START Text
A bidirectional IDE/MDD framework offers developers the benefit of automatic documentation, keeping the design and the code in synch with DMCA. Reducing the learning curve and increasing effectiveness by working at either the code or model level makes a bidirectional workflow possible by enabling the developer to change one view and have all the other views change automatically. Since this happens automatically, the developer need not change the way he wishes to work: the workflow environment works the way he does, at either the model or the code level. As the work environment automatically documents the design, the code and the documentation are always up to date, enabling embedded and real-time development projects to move in any direction the team needs to go.
For example, Figure 3 shows a snippet of code for a temperature sensor and a representation of the code in an MDD environment.
We may want to perform some refactoring in the code, renaming the data variable to clarify the purpose of the variable like temp for temperature and change the name of the operation to reflect reading the temperature variable.
Once we're done with the edits from within the Eclipse editor and save the code, the modeling environment automatically detects the change and automatically updates the model to reflect the changes in the code. Figure 4 shows that the variable is now visible in the model and the operation name changed.
END Text
START Data entries
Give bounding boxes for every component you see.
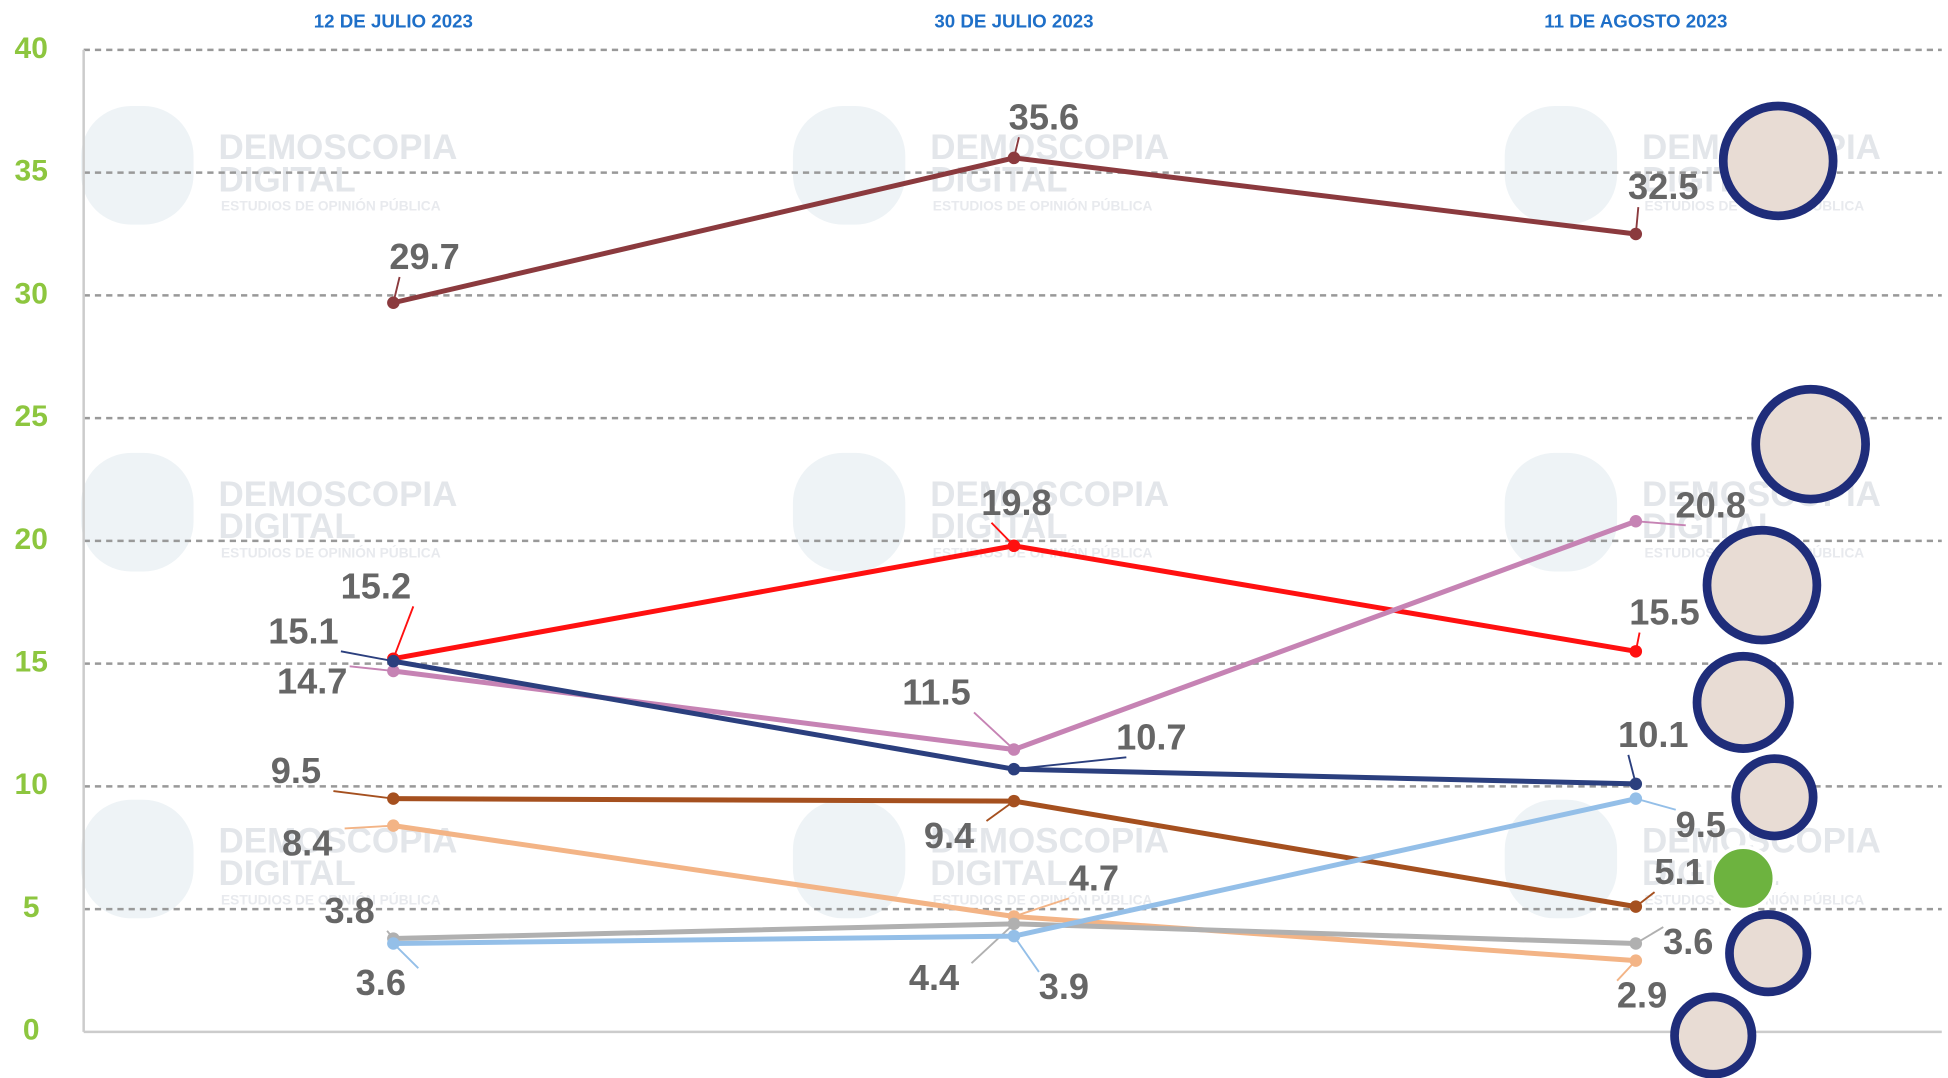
END Data entries
START Data entries
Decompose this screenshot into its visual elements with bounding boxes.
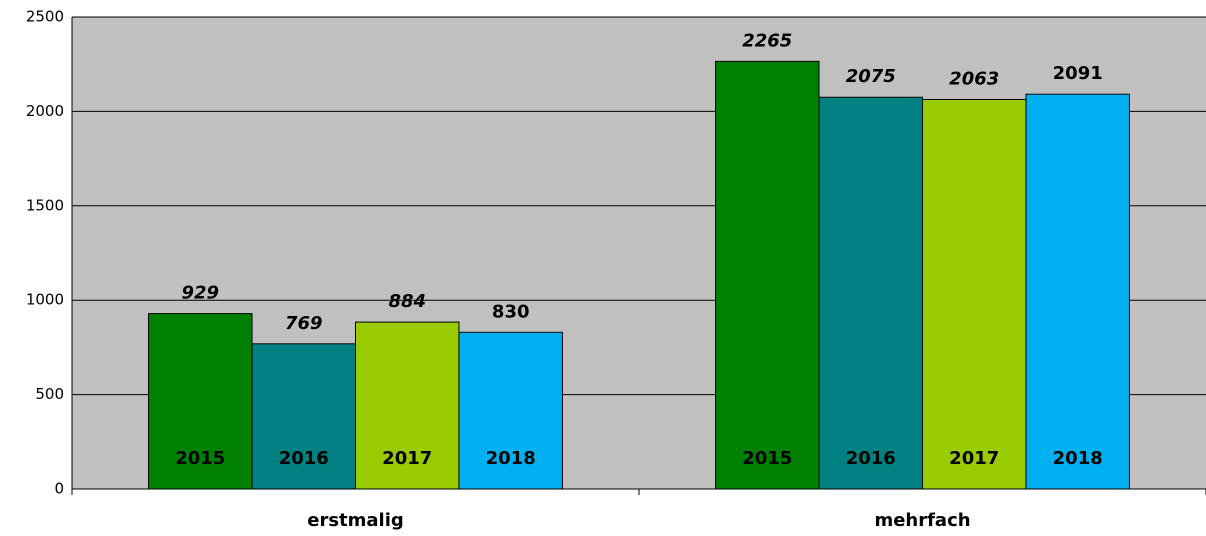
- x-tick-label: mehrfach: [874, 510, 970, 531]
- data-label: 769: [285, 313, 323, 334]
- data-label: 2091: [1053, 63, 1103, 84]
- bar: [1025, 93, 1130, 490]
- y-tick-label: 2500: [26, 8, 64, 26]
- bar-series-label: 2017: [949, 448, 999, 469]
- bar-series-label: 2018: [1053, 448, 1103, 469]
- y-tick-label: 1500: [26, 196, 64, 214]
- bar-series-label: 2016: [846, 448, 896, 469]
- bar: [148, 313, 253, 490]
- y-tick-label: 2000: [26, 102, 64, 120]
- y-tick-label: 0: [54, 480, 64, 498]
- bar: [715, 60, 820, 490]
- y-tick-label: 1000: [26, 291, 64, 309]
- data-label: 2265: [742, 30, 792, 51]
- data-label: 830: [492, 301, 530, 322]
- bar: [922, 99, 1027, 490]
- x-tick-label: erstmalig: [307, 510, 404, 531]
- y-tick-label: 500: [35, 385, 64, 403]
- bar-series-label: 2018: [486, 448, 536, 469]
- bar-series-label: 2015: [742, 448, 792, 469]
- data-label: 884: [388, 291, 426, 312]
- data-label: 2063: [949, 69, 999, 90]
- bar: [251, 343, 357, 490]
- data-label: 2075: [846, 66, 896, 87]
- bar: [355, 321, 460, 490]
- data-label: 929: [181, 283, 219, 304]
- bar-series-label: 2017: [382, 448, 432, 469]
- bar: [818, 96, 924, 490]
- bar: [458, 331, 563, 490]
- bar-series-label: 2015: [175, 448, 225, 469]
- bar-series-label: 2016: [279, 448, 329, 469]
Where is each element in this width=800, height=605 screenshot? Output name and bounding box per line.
END Data entries
START Data entries
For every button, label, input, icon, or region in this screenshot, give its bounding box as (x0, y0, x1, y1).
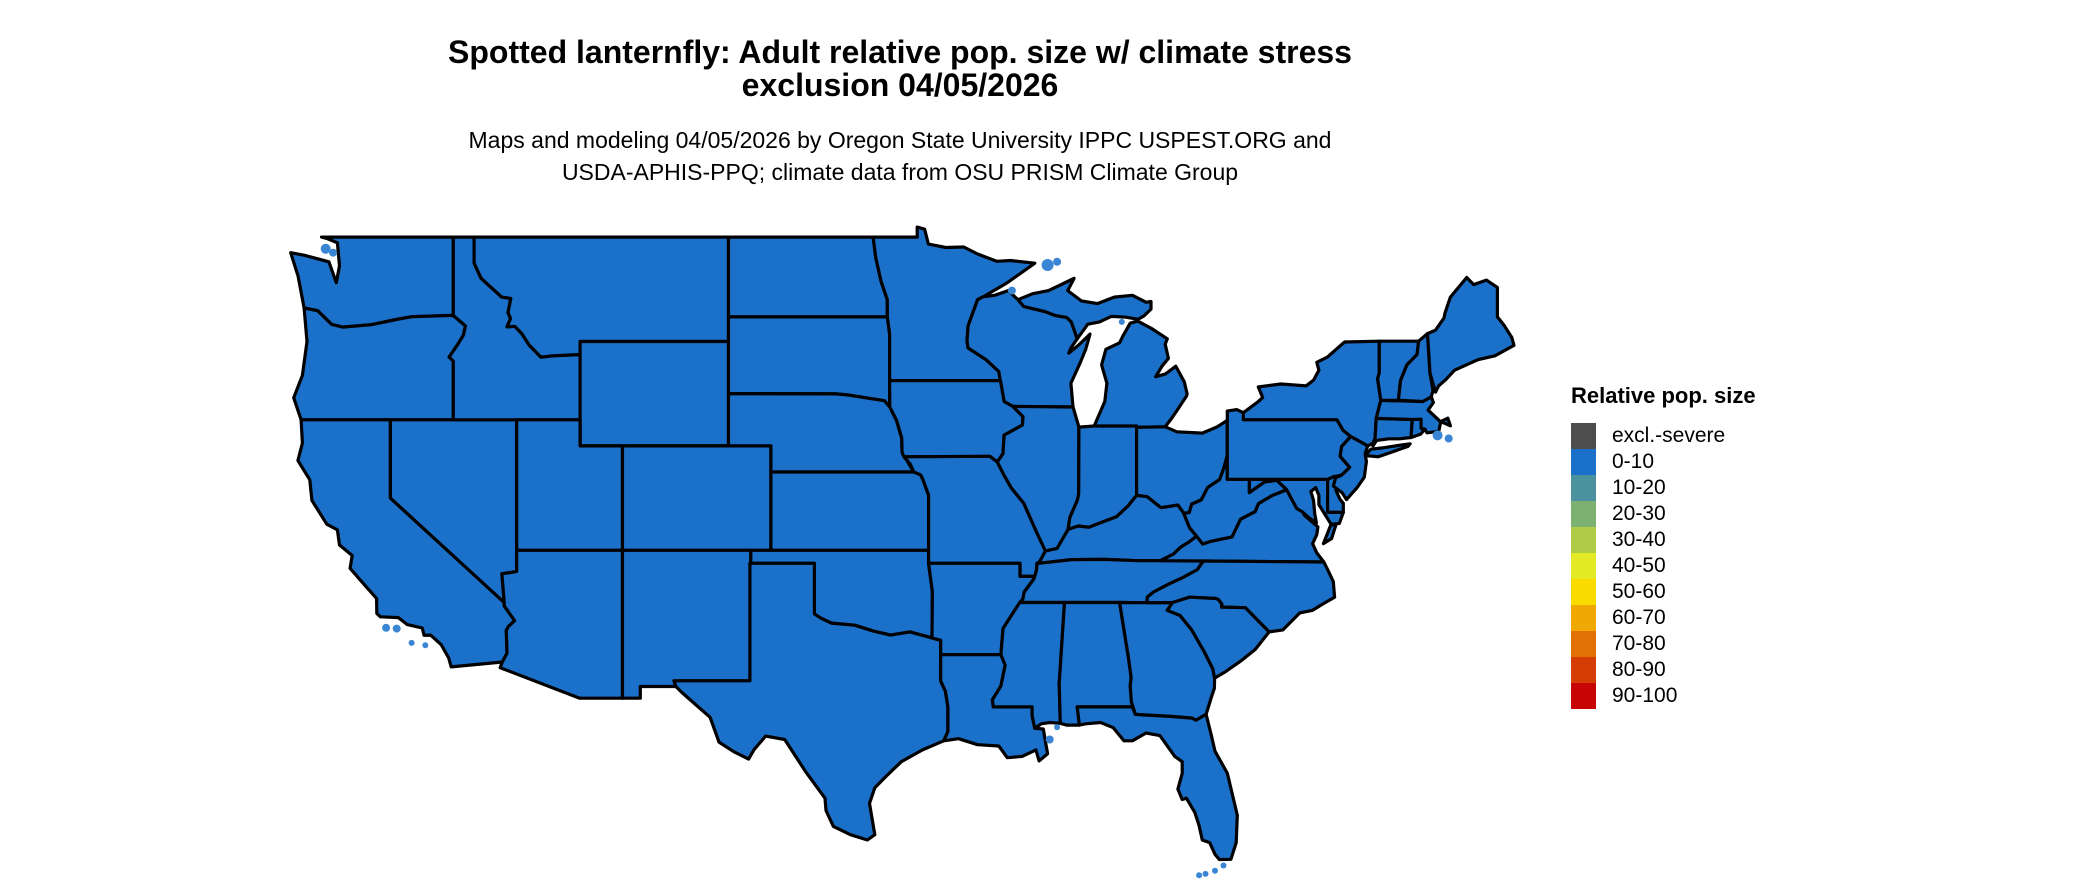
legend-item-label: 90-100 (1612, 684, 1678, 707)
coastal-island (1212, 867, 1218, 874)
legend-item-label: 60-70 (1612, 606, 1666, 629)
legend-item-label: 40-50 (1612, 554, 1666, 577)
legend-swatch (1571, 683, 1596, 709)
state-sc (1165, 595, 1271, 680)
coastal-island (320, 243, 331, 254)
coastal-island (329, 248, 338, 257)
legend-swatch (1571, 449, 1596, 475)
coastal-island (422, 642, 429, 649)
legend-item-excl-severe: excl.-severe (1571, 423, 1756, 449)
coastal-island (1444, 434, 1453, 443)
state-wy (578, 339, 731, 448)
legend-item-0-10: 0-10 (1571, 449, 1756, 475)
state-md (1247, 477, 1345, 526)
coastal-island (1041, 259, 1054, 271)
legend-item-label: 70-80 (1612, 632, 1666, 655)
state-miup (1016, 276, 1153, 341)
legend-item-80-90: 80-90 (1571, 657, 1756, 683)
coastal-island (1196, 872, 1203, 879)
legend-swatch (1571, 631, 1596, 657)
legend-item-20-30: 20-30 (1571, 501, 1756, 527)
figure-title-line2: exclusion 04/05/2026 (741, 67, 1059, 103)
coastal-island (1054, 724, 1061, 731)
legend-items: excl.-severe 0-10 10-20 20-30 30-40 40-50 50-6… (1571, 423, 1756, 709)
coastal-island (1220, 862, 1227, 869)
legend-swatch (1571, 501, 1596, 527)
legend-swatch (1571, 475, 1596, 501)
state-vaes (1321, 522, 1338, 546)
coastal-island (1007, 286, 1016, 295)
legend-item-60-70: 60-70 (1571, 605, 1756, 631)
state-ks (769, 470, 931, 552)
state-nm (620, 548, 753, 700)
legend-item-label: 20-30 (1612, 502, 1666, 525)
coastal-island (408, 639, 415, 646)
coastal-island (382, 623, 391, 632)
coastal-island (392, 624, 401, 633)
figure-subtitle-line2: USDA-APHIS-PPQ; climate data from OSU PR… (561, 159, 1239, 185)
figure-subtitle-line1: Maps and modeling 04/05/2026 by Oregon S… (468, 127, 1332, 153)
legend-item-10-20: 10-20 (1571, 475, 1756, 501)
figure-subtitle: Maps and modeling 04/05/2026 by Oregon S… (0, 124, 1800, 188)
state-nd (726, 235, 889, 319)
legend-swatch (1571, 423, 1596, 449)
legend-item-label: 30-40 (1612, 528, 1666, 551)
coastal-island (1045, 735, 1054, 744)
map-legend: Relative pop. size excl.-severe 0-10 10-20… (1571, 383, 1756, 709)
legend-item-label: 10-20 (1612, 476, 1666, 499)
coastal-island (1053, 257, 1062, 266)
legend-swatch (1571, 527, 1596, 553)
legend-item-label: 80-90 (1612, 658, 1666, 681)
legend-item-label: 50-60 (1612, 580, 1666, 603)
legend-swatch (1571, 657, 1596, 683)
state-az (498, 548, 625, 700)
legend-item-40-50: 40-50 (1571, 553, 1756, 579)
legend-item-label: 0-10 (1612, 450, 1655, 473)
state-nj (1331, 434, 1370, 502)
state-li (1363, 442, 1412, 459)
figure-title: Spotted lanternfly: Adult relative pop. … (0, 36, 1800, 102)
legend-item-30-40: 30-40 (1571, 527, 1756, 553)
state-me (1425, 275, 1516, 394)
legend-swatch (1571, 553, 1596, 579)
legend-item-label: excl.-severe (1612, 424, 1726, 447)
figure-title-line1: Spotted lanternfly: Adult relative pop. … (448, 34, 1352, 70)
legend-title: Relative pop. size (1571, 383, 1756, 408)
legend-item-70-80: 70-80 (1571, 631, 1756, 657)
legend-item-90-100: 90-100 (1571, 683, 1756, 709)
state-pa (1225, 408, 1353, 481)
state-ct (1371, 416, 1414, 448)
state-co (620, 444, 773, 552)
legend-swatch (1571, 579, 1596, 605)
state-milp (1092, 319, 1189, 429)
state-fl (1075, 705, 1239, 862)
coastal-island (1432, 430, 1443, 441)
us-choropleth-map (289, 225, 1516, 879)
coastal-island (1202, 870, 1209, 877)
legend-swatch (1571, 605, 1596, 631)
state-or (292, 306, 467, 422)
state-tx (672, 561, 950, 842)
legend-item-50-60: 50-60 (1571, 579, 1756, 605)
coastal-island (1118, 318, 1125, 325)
END Data entries
▸ **Work to complete**:
1. In the text on the bidirectional IDE/MDD framework, what happens after the code edits are saved in the Eclipse editor?
2. Go on with the text on the bidirectional IDE/MDD framework, picking up after its final sentence.
The listing is separate material and has nothing to do with the text on the bidirectional IDE/MDD framework.

▸ **Solved tasks**:
1. The modeling environment automatically detects the change and updates the model to reflect the changes in the code.

2.
The code and the documentation in the model remain in synch. It's important to note that making changes such as these get reflected in all references to the effected element within the model, in other words, all diagrams that show the attribute are updated to reflect the change. In a similar fashion, performing an edit of the model is also reflected in code. Keeping both the model and code in synch ensures that your documentation represented in the model accurately reflects the actual implementation.
Working in a totally integrated environment
By integrating design (MDD), development (IDE), and deployment (RTOS and middleware) into one seamless, bidirectional workflow environment, both systems and software engineers have a common framework that includes all phases of development in one tightly integrated tool chain.
Rather than using a traditional “waterfall” approach where separate processes are used for different aspects of development–for example, separating requirements analysis through design from the implementation through deployment process–now a tight, iterative model-based approach can be used to rapidly construct and respond to requirements changes throughout the development process.
The MDD tools within this bidirectional environment can then generate production quality C, C++, Java, and Ada source code automatically from the UML models, which can be fed into the IDE's C/C++, Java, and Ada compilers, and the object code then transferred to the target.
The developer can then take programs running on the target, set breakpoints on the graphics in the modeling environment, and have the program stop at the same point in the IDE's source-level debugger. Working from the other direction, a developer can load and debug the code in the IDE environment and set break points as well.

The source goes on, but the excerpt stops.